>> Begin

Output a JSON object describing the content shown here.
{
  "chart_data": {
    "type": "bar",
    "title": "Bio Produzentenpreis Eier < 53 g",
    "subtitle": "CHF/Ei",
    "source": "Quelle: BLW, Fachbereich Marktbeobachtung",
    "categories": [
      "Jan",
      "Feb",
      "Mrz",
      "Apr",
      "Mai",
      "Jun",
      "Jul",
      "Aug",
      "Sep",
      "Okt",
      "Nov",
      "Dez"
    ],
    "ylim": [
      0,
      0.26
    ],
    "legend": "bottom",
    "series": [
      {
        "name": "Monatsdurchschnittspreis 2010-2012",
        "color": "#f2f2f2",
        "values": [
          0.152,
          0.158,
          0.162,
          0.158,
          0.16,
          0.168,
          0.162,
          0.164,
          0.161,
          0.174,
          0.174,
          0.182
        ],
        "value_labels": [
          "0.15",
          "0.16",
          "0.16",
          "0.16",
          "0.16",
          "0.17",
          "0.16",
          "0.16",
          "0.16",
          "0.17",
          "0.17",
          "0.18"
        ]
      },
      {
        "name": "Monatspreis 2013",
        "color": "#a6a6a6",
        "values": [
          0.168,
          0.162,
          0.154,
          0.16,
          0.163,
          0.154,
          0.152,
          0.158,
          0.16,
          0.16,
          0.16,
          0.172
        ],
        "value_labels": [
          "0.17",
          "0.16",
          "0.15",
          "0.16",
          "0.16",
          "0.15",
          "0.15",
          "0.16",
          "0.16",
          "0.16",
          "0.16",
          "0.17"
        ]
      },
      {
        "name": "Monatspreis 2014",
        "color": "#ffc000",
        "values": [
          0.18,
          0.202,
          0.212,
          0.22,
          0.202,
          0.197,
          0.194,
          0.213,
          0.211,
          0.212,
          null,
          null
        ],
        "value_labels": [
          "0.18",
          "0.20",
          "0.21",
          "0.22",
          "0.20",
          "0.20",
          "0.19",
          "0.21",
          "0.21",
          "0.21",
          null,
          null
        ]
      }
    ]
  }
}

>> End

Check each line of the entries above, and show every one holding the word "color".

[RESPONSE TO THIS EXERCISE]:
        "color": "#f2f2f2",
        "color": "#a6a6a6",
        "color": "#ffc000",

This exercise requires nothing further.